*Objective:*
Every line with the string "molecule" should be gathered.

>>>>>

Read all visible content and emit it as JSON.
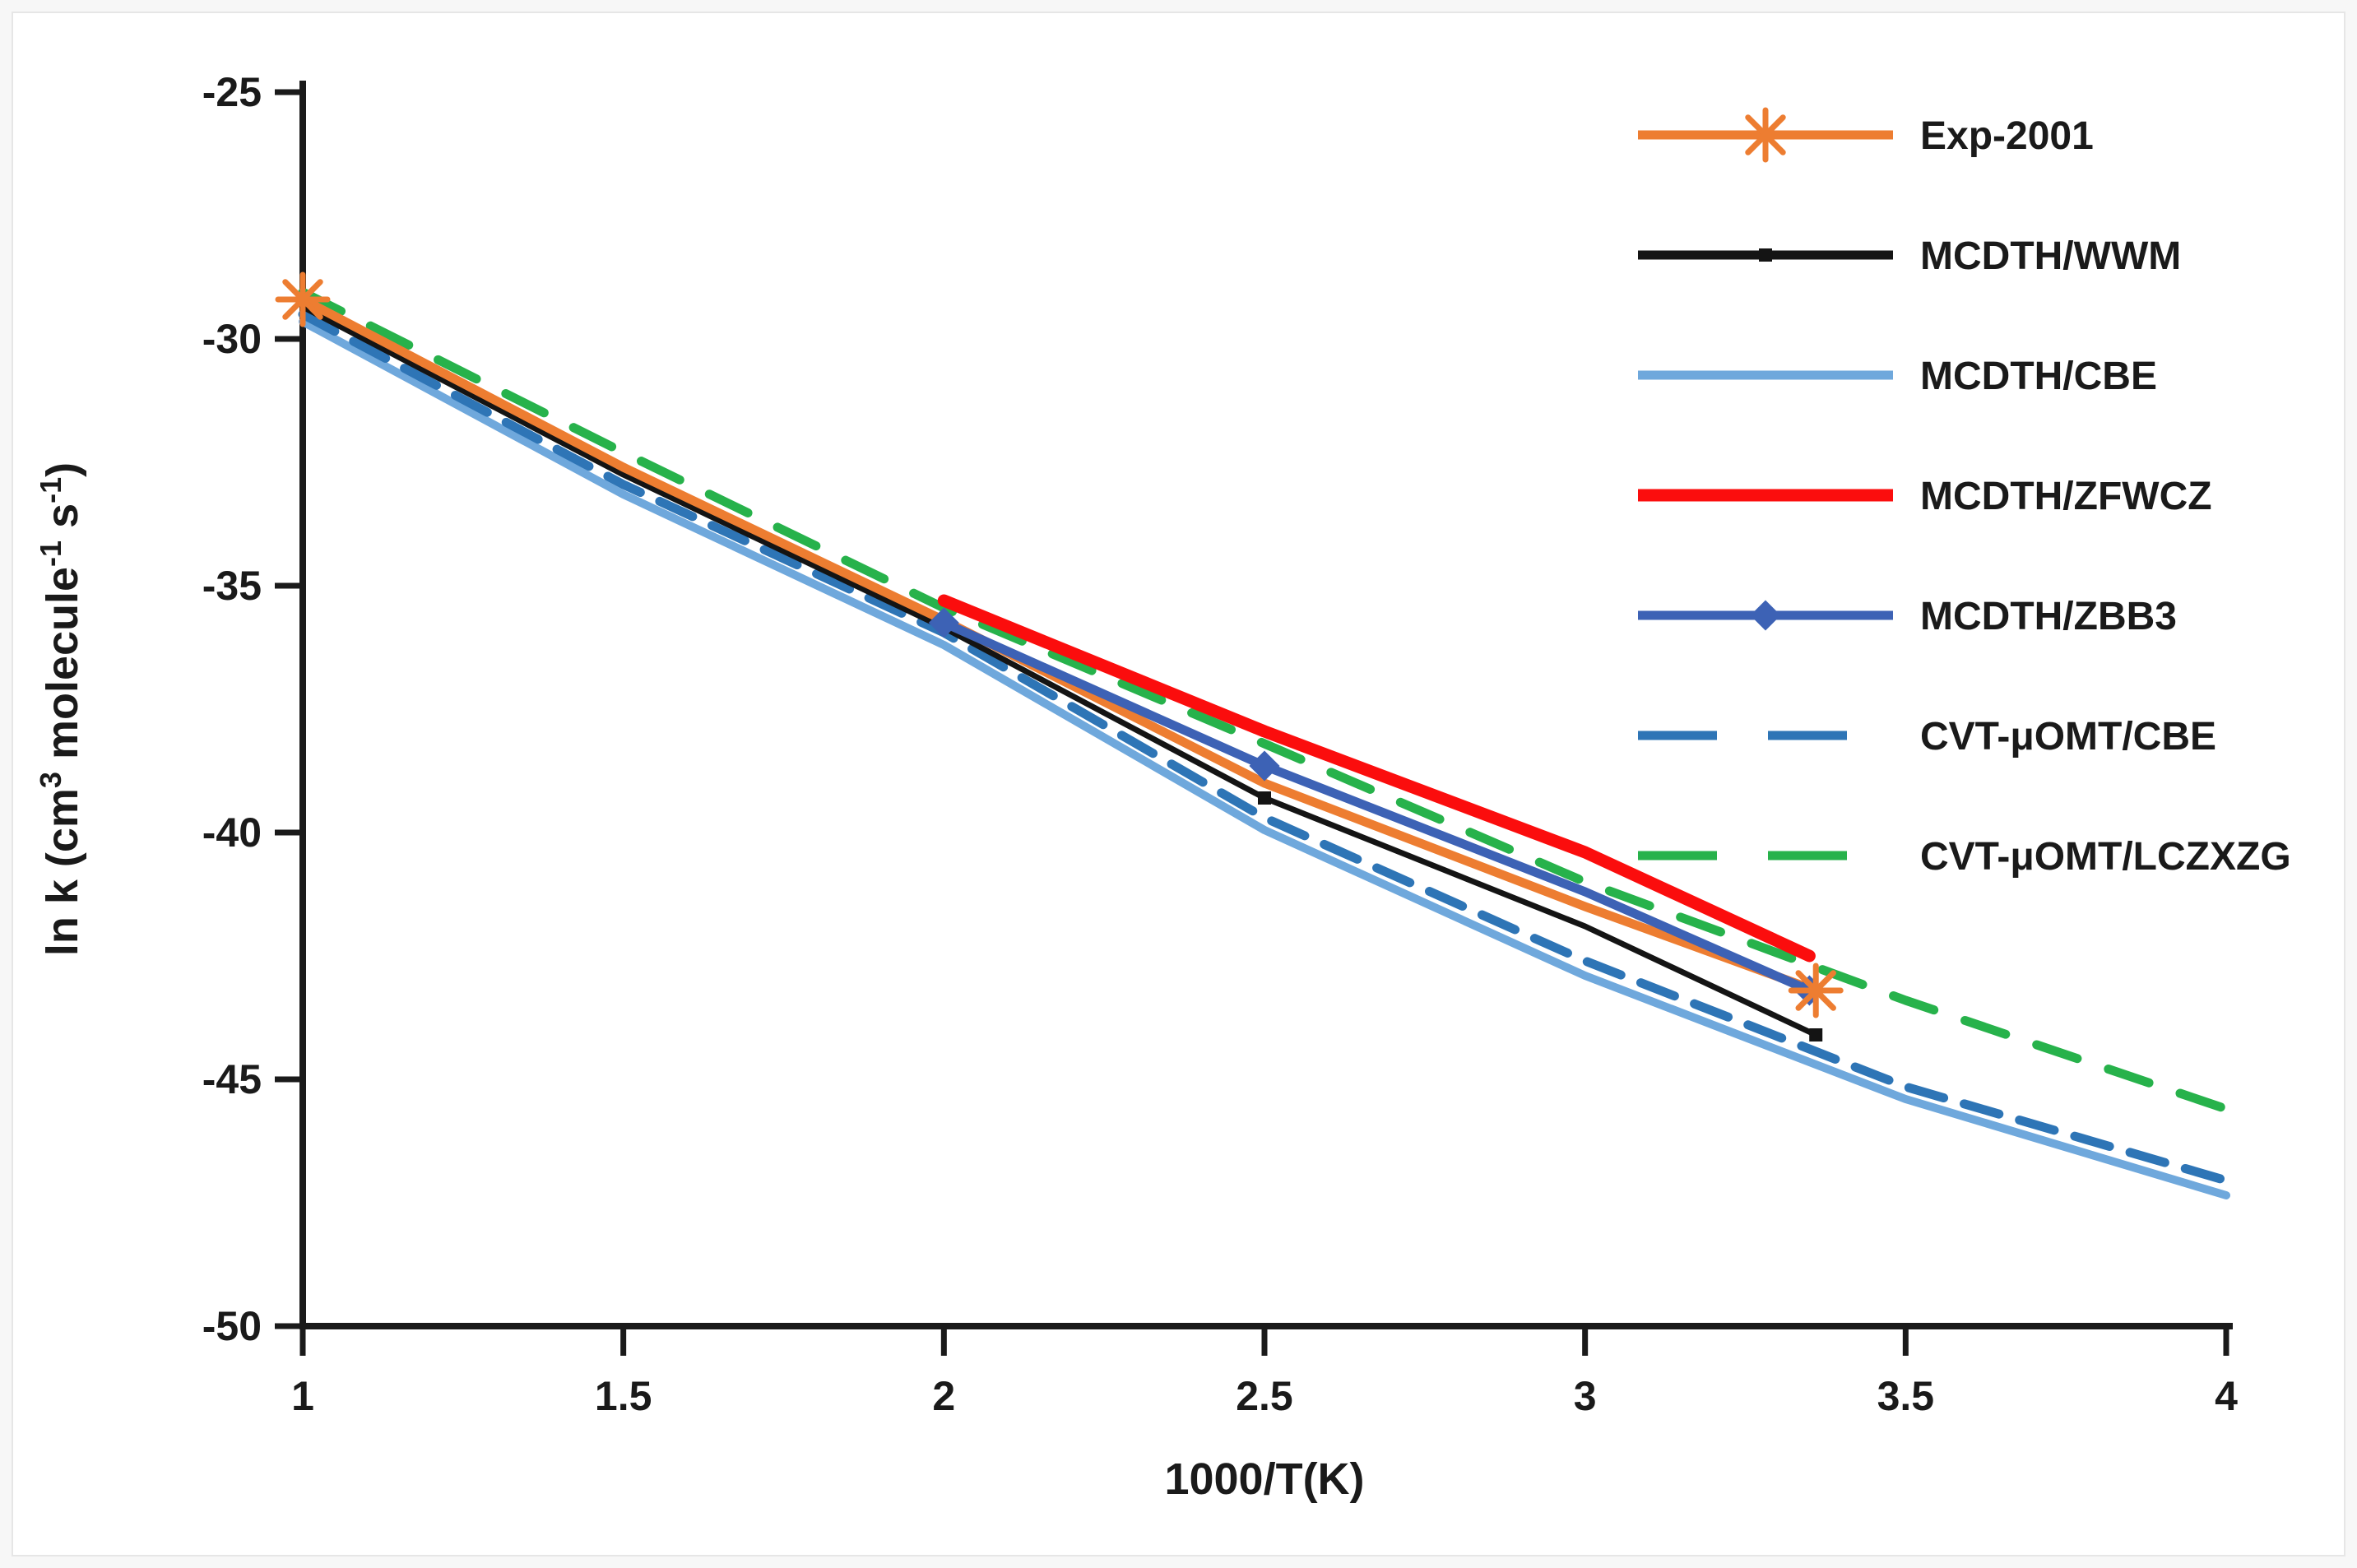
{
  "page": {
    "background": "#ffffff",
    "frame_color": "#e6e6e6",
    "axis_color": "#1a1a1a",
    "text_color": "#1a1a1a"
  },
  "chart_data": {
    "type": "line",
    "title": "",
    "xlabel": "1000/T(K)",
    "ylabel": "ln k (cm3 molecule-1 s-1)",
    "ylabel_segments": [
      {
        "text": "ln k (cm",
        "sup": false
      },
      {
        "text": "3",
        "sup": true
      },
      {
        "text": " molecule",
        "sup": false
      },
      {
        "text": "-1",
        "sup": true
      },
      {
        "text": " s",
        "sup": false
      },
      {
        "text": "-1",
        "sup": true
      },
      {
        "text": ")",
        "sup": false
      }
    ],
    "xlim": [
      1,
      4
    ],
    "ylim": [
      -50,
      -25
    ],
    "x_ticks": [
      1,
      1.5,
      2,
      2.5,
      3,
      3.5,
      4
    ],
    "x_tick_labels": [
      "1",
      "1.5",
      "2",
      "2.5",
      "3",
      "3.5",
      "4"
    ],
    "y_ticks": [
      -25,
      -30,
      -35,
      -40,
      -45,
      -50
    ],
    "y_tick_labels": [
      "-25",
      "-30",
      "-35",
      "-40",
      "-45",
      "-50"
    ],
    "grid": false,
    "legend_position": "top-right",
    "series": [
      {
        "name": "Exp-2001",
        "color": "#ED7D31",
        "width": 11,
        "dash": null,
        "marker": "asterisk",
        "marker_size": 30,
        "points": [
          [
            1,
            -29.2
          ],
          [
            1.5,
            -32.6
          ],
          [
            2,
            -35.7
          ],
          [
            2.5,
            -39.0
          ],
          [
            3,
            -41.5
          ],
          [
            3.36,
            -43.2
          ]
        ],
        "marker_points": [
          [
            1,
            -29.2
          ],
          [
            3.36,
            -43.2
          ]
        ]
      },
      {
        "name": "MCDTH/WWM",
        "color": "#141414",
        "width": 7,
        "dash": null,
        "marker": "square",
        "marker_size": 16,
        "points": [
          [
            1,
            -29.35
          ],
          [
            1.5,
            -32.75
          ],
          [
            2,
            -35.85
          ],
          [
            2.5,
            -39.3
          ],
          [
            3,
            -41.9
          ],
          [
            3.36,
            -44.1
          ]
        ],
        "marker_points": [
          [
            2.5,
            -39.3
          ],
          [
            3.36,
            -44.1
          ]
        ]
      },
      {
        "name": "MCDTH/CBE",
        "color": "#6FA8DC",
        "width": 10,
        "dash": null,
        "marker": "none",
        "marker_size": 0,
        "points": [
          [
            1,
            -29.65
          ],
          [
            1.5,
            -33.15
          ],
          [
            2,
            -36.2
          ],
          [
            2.5,
            -39.95
          ],
          [
            3,
            -42.9
          ],
          [
            3.5,
            -45.4
          ],
          [
            4,
            -47.35
          ]
        ],
        "marker_points": []
      },
      {
        "name": "MCDTH/ZFWCZ",
        "color": "#FB0D0D",
        "width": 15,
        "dash": null,
        "marker": "none",
        "marker_size": 0,
        "points": [
          [
            2,
            -35.3
          ],
          [
            2.5,
            -37.95
          ],
          [
            3,
            -40.4
          ],
          [
            3.35,
            -42.5
          ]
        ],
        "marker_points": []
      },
      {
        "name": "MCDTH/ZBB3",
        "color": "#3D62B5",
        "width": 11,
        "dash": null,
        "marker": "diamond",
        "marker_size": 19,
        "points": [
          [
            2,
            -35.75
          ],
          [
            2.5,
            -38.65
          ],
          [
            3,
            -41.2
          ],
          [
            3.35,
            -43.2
          ]
        ],
        "marker_points": [
          [
            2,
            -35.75
          ],
          [
            2.5,
            -38.65
          ],
          [
            3.35,
            -43.2
          ]
        ]
      },
      {
        "name": "CVT-μOMT/CBE",
        "color": "#2E75B6",
        "width": 11,
        "dash": [
          44,
          26
        ],
        "marker": "none",
        "marker_size": 0,
        "points": [
          [
            1,
            -29.5
          ],
          [
            1.5,
            -32.95
          ],
          [
            2,
            -35.95
          ],
          [
            2.5,
            -39.7
          ],
          [
            3,
            -42.6
          ],
          [
            3.5,
            -45.15
          ],
          [
            4,
            -47.05
          ]
        ],
        "marker_points": []
      },
      {
        "name": "CVT-μOMT/LCZXZG",
        "color": "#27B24B",
        "width": 11,
        "dash": [
          52,
          40
        ],
        "marker": "none",
        "marker_size": 0,
        "points": [
          [
            1,
            -29.05
          ],
          [
            1.5,
            -32.3
          ],
          [
            2,
            -35.45
          ],
          [
            2.5,
            -38.2
          ],
          [
            3,
            -41.0
          ],
          [
            3.5,
            -43.4
          ],
          [
            4,
            -45.6
          ]
        ],
        "marker_points": []
      }
    ],
    "draw_order": [
      2,
      5,
      6,
      1,
      0,
      4,
      3
    ],
    "marker_draw_order": [
      4,
      1,
      0
    ]
  }
}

<<<<<

*Finished answer:*
    "ylabel": "ln k (cm3 molecule-1 s-1)",
        "text": " molecule",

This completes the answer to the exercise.